Set out each line from the following listing that includes the word "this".

Collected data entries
* begin *

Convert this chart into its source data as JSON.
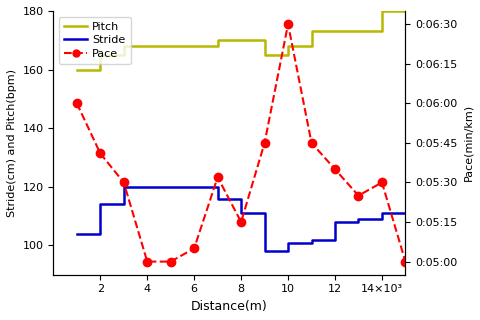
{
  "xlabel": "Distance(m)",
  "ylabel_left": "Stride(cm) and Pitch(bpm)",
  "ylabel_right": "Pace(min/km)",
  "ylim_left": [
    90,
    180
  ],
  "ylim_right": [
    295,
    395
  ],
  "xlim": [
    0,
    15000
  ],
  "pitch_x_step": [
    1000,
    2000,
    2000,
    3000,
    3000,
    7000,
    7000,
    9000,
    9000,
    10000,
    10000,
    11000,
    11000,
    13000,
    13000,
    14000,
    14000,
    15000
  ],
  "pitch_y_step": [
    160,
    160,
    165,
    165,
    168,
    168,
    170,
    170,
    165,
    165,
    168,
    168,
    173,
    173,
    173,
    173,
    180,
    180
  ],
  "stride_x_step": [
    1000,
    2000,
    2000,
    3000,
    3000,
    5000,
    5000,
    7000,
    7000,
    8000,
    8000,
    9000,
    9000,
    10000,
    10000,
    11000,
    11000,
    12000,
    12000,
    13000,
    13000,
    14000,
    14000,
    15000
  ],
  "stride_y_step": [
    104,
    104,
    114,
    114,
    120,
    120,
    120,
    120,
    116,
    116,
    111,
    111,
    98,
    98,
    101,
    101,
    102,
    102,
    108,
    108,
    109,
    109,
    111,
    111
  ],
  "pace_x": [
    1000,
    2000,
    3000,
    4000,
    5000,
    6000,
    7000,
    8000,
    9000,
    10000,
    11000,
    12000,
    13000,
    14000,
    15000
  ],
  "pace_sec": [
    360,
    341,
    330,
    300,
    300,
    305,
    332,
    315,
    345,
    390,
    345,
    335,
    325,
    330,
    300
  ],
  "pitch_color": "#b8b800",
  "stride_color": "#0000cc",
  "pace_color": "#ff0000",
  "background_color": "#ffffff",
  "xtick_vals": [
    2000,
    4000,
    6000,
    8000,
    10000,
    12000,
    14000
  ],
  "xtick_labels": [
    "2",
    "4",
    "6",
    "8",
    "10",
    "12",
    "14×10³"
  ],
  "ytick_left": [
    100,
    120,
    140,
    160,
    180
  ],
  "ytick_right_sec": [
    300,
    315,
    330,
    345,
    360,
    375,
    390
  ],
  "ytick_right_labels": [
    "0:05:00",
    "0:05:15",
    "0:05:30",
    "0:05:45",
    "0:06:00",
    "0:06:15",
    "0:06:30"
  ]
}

* end *
* begin *

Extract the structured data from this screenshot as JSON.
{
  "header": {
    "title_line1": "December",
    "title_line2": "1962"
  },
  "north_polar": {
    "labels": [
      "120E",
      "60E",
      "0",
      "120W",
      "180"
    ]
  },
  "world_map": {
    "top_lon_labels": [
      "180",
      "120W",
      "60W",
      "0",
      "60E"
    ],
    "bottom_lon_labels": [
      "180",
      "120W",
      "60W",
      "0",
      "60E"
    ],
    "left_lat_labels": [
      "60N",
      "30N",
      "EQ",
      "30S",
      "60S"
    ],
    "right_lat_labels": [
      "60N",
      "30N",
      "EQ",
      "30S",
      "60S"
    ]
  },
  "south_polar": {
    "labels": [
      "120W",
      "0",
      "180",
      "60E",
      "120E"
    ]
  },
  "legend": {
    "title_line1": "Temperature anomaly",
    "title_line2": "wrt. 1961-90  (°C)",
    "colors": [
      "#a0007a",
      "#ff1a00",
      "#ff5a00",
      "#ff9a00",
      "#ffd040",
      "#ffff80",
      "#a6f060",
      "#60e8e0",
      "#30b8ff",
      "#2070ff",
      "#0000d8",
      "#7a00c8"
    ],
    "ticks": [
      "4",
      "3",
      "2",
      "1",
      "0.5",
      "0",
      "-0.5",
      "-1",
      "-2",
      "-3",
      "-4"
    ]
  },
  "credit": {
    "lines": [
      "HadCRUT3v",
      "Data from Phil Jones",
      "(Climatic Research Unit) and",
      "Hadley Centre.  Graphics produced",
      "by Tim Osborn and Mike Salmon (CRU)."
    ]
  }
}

* end *

Task answer:
Convert this chart into its source data as JSON.
Extract the structured data from this screenshot as JSON.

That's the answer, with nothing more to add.